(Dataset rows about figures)
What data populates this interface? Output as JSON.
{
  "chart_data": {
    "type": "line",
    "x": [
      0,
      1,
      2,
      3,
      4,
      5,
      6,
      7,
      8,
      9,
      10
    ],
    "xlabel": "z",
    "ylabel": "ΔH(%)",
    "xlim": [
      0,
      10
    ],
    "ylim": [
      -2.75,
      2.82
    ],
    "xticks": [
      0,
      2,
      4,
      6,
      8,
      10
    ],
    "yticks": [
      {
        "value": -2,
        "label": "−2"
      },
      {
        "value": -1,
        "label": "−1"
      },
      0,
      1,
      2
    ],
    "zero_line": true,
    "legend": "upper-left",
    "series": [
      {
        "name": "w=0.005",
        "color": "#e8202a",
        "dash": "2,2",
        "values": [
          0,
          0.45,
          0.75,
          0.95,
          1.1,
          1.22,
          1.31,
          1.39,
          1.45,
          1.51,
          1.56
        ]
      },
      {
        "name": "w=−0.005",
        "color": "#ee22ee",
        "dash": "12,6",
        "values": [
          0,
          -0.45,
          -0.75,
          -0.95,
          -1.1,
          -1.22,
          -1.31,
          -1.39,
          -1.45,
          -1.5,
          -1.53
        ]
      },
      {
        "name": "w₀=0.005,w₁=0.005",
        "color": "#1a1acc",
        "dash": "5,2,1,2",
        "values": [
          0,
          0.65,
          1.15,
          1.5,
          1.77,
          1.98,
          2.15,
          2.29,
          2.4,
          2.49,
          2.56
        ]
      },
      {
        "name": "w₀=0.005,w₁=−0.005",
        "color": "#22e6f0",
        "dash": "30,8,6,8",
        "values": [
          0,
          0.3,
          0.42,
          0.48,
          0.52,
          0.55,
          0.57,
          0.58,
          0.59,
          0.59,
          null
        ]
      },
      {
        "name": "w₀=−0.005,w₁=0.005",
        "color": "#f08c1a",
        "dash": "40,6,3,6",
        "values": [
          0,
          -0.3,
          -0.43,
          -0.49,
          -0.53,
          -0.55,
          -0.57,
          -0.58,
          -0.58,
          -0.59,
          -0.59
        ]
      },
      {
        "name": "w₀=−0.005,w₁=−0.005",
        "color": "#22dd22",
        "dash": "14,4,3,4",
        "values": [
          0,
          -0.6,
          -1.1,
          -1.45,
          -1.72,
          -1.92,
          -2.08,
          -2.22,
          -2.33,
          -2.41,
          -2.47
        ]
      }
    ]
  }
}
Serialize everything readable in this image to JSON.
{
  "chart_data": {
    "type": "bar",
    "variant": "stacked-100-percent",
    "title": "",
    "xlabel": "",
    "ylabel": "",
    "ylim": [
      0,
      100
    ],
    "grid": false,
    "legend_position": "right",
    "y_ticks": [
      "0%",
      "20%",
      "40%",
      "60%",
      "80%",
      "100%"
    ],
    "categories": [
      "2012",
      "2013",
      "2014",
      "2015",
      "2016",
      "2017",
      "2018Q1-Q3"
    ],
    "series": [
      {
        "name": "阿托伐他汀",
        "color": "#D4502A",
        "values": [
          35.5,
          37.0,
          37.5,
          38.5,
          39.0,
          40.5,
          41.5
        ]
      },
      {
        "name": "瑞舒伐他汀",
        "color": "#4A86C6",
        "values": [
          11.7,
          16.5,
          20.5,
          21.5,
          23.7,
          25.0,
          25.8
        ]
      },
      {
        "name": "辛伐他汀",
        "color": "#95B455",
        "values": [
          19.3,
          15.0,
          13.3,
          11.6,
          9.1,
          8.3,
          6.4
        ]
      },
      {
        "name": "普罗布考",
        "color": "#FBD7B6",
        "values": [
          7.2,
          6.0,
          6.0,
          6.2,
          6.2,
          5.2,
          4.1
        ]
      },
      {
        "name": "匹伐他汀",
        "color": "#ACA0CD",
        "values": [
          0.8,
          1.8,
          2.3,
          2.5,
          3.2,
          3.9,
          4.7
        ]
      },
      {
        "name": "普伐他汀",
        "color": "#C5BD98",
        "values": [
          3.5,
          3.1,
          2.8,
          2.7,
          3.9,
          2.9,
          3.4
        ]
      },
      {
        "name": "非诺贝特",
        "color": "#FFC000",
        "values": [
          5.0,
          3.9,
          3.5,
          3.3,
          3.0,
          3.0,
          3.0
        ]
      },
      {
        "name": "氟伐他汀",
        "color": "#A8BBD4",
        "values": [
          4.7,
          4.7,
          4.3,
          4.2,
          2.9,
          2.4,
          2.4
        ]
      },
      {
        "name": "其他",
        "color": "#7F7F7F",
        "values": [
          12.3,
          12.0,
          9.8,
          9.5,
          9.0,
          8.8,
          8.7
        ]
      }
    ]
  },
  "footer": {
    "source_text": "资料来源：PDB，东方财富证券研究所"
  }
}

▶ [Exercise aim]:
Set down the material above again, word for word.

▶ [In response]:
What data populates this interface? Output as JSON.
{
  "chart_data": {
    "type": "line",
    "x": [
      0,
      1,
      2,
      3,
      4,
      5,
      6,
      7,
      8,
      9,
      10
    ],
    "xlabel": "z",
    "ylabel": "ΔH(%)",
    "xlim": [
      0,
      10
    ],
    "ylim": [
      -2.75,
      2.82
    ],
    "xticks": [
      0,
      2,
      4,
      6,
      8,
      10
    ],
    "yticks": [
      {
        "value": -2,
        "label": "−2"
      },
      {
        "value": -1,
        "label": "−1"
      },
      0,
      1,
      2
    ],
    "zero_line": true,
    "legend": "upper-left",
    "series": [
      {
        "name": "w=0.005",
        "color": "#e8202a",
        "dash": "2,2",
        "values": [
          0,
          0.45,
          0.75,
          0.95,
          1.1,
          1.22,
          1.31,
          1.39,
          1.45,
          1.51,
          1.56
        ]
      },
      {
        "name": "w=−0.005",
        "color": "#ee22ee",
        "dash": "12,6",
        "values": [
          0,
          -0.45,
          -0.75,
          -0.95,
          -1.1,
          -1.22,
          -1.31,
          -1.39,
          -1.45,
          -1.5,
          -1.53
        ]
      },
      {
        "name": "w₀=0.005,w₁=0.005",
        "color": "#1a1acc",
        "dash": "5,2,1,2",
        "values": [
          0,
          0.65,
          1.15,
          1.5,
          1.77,
          1.98,
          2.15,
          2.29,
          2.4,
          2.49,
          2.56
        ]
      },
      {
        "name": "w₀=0.005,w₁=−0.005",
        "color": "#22e6f0",
        "dash": "30,8,6,8",
        "values": [
          0,
          0.3,
          0.42,
          0.48,
          0.52,
          0.55,
          0.57,
          0.58,
          0.59,
          0.59,
          null
        ]
      },
      {
        "name": "w₀=−0.005,w₁=0.005",
        "color": "#f08c1a",
        "dash": "40,6,3,6",
        "values": [
          0,
          -0.3,
          -0.43,
          -0.49,
          -0.53,
          -0.55,
          -0.57,
          -0.58,
          -0.58,
          -0.59,
          -0.59
        ]
      },
      {
        "name": "w₀=−0.005,w₁=−0.005",
        "color": "#22dd22",
        "dash": "14,4,3,4",
        "values": [
          0,
          -0.6,
          -1.1,
          -1.45,
          -1.72,
          -1.92,
          -2.08,
          -2.22,
          -2.33,
          -2.41,
          -2.47
        ]
      }
    ]
  }
}
Serialize everything readable in this image to JSON.
{
  "chart_data": {
    "type": "bar",
    "variant": "stacked-100-percent",
    "title": "",
    "xlabel": "",
    "ylabel": "",
    "ylim": [
      0,
      100
    ],
    "grid": false,
    "legend_position": "right",
    "y_ticks": [
      "0%",
      "20%",
      "40%",
      "60%",
      "80%",
      "100%"
    ],
    "categories": [
      "2012",
      "2013",
      "2014",
      "2015",
      "2016",
      "2017",
      "2018Q1-Q3"
    ],
    "series": [
      {
        "name": "阿托伐他汀",
        "color": "#D4502A",
        "values": [
          35.5,
          37.0,
          37.5,
          38.5,
          39.0,
          40.5,
          41.5
        ]
      },
      {
        "name": "瑞舒伐他汀",
        "color": "#4A86C6",
        "values": [
          11.7,
          16.5,
          20.5,
          21.5,
          23.7,
          25.0,
          25.8
        ]
      },
      {
        "name": "辛伐他汀",
        "color": "#95B455",
        "values": [
          19.3,
          15.0,
          13.3,
          11.6,
          9.1,
          8.3,
          6.4
        ]
      },
      {
        "name": "普罗布考",
        "color": "#FBD7B6",
        "values": [
          7.2,
          6.0,
          6.0,
          6.2,
          6.2,
          5.2,
          4.1
        ]
      },
      {
        "name": "匹伐他汀",
        "color": "#ACA0CD",
        "values": [
          0.8,
          1.8,
          2.3,
          2.5,
          3.2,
          3.9,
          4.7
        ]
      },
      {
        "name": "普伐他汀",
        "color": "#C5BD98",
        "values": [
          3.5,
          3.1,
          2.8,
          2.7,
          3.9,
          2.9,
          3.4
        ]
      },
      {
        "name": "非诺贝特",
        "color": "#FFC000",
        "values": [
          5.0,
          3.9,
          3.5,
          3.3,
          3.0,
          3.0,
          3.0
        ]
      },
      {
        "name": "氟伐他汀",
        "color": "#A8BBD4",
        "values": [
          4.7,
          4.7,
          4.3,
          4.2,
          2.9,
          2.4,
          2.4
        ]
      },
      {
        "name": "其他",
        "color": "#7F7F7F",
        "values": [
          12.3,
          12.0,
          9.8,
          9.5,
          9.0,
          8.8,
          8.7
        ]
      }
    ]
  },
  "footer": {
    "source_text": "资料来源：PDB，东方财富证券研究所"
  }
}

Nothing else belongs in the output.